GIVEN TASK » Extract each line containing the string "such".

DATASET »

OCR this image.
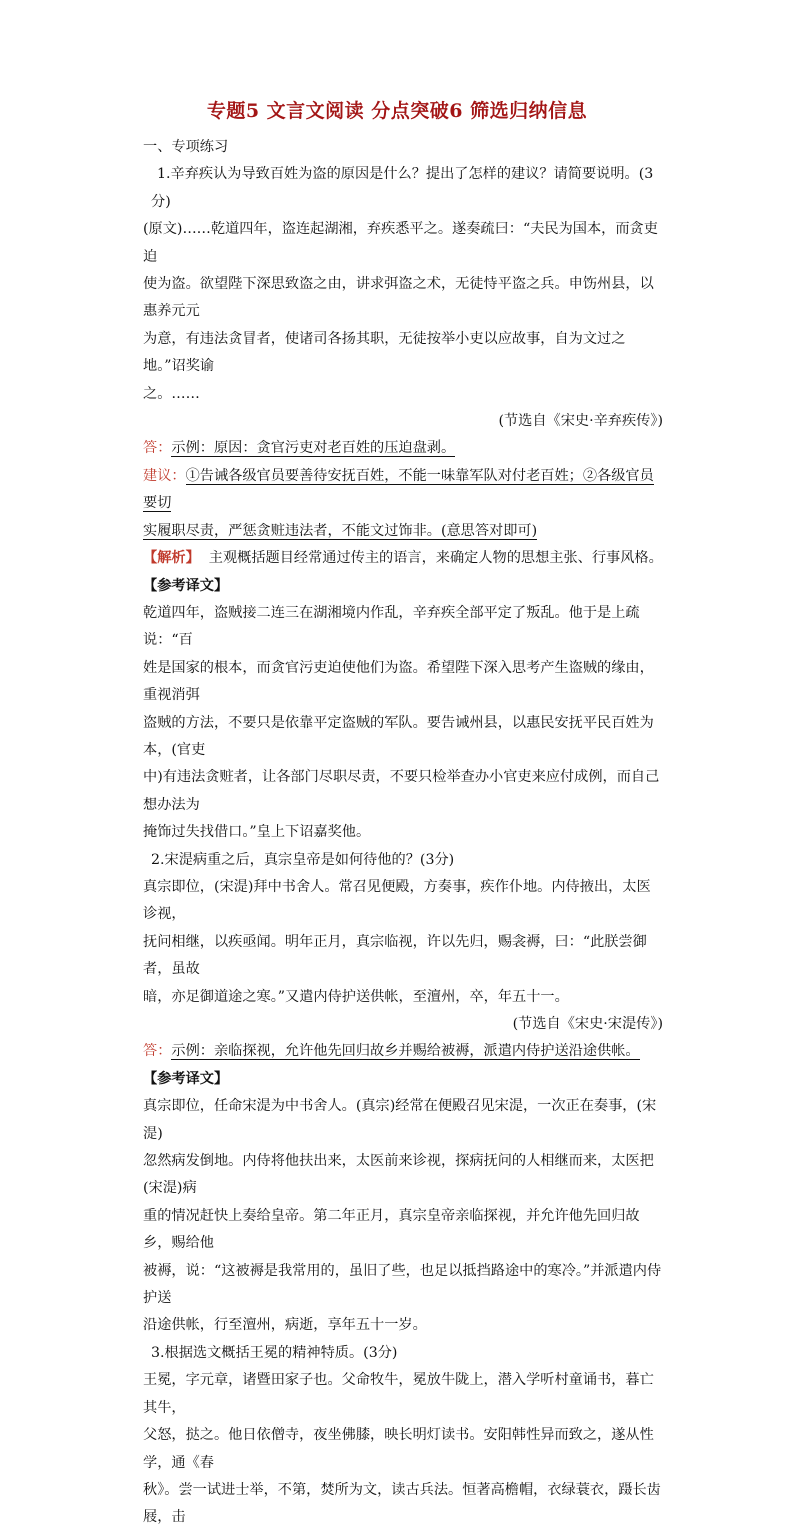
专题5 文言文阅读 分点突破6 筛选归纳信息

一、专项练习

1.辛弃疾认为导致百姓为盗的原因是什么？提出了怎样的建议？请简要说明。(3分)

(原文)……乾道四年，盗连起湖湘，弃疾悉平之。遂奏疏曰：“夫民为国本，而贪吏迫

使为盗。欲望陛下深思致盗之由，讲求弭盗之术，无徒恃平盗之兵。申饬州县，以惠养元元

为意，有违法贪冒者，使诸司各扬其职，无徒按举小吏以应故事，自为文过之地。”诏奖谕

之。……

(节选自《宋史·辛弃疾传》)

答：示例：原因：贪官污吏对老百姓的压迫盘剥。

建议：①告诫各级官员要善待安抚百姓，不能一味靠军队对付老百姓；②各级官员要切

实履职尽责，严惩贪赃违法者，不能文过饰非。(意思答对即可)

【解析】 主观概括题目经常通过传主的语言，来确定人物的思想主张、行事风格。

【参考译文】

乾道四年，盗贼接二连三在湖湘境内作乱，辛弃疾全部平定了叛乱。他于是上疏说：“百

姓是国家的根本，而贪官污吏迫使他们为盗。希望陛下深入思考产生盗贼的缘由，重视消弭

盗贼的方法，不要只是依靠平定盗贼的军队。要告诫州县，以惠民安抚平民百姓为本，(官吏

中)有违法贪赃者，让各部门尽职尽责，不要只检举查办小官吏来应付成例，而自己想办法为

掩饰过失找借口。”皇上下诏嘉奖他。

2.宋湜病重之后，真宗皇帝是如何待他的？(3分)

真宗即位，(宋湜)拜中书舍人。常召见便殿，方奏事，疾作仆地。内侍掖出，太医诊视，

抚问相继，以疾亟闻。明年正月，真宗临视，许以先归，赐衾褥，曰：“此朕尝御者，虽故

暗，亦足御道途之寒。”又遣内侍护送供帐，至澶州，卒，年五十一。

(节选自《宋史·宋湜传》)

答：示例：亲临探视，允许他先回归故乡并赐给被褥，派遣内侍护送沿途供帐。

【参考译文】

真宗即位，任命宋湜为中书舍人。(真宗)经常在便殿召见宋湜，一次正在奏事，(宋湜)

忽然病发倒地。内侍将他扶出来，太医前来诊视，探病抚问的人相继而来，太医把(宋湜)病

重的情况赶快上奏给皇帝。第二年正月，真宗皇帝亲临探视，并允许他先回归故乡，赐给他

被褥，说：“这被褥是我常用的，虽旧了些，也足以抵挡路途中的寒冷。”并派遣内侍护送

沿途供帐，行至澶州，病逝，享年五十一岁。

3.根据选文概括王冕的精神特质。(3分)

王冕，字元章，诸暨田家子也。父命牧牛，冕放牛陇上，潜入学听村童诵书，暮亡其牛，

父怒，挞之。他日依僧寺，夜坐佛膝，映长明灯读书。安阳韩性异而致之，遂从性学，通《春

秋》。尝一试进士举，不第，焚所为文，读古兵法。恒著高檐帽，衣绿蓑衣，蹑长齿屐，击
---
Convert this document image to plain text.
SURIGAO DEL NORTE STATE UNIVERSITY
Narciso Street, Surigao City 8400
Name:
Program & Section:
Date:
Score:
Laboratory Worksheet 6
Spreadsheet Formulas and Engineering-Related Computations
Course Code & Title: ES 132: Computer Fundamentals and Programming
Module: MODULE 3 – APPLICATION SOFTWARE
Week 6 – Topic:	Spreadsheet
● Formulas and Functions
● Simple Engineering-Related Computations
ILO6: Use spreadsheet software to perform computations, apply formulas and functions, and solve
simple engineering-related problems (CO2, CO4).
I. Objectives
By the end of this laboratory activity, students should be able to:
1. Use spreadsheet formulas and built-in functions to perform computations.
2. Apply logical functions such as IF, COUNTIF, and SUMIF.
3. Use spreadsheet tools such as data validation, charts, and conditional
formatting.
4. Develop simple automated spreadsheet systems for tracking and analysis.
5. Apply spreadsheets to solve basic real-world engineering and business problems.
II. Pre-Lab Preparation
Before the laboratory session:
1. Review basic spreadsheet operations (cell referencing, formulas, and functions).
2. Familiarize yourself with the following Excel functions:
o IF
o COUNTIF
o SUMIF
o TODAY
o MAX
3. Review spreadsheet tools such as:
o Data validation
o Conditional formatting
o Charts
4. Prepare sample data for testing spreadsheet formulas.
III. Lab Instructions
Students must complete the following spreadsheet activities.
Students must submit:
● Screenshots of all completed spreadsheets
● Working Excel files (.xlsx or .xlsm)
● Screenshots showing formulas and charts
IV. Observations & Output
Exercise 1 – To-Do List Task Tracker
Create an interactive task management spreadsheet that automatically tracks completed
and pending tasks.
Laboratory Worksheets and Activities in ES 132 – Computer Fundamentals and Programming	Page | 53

THE RESULT »
2. Apply logical functions such as IF, COUNTIF, and SUMIF.
3. Use spreadsheet tools such as data validation, charts, and conditional
3. Review spreadsheet tools such as:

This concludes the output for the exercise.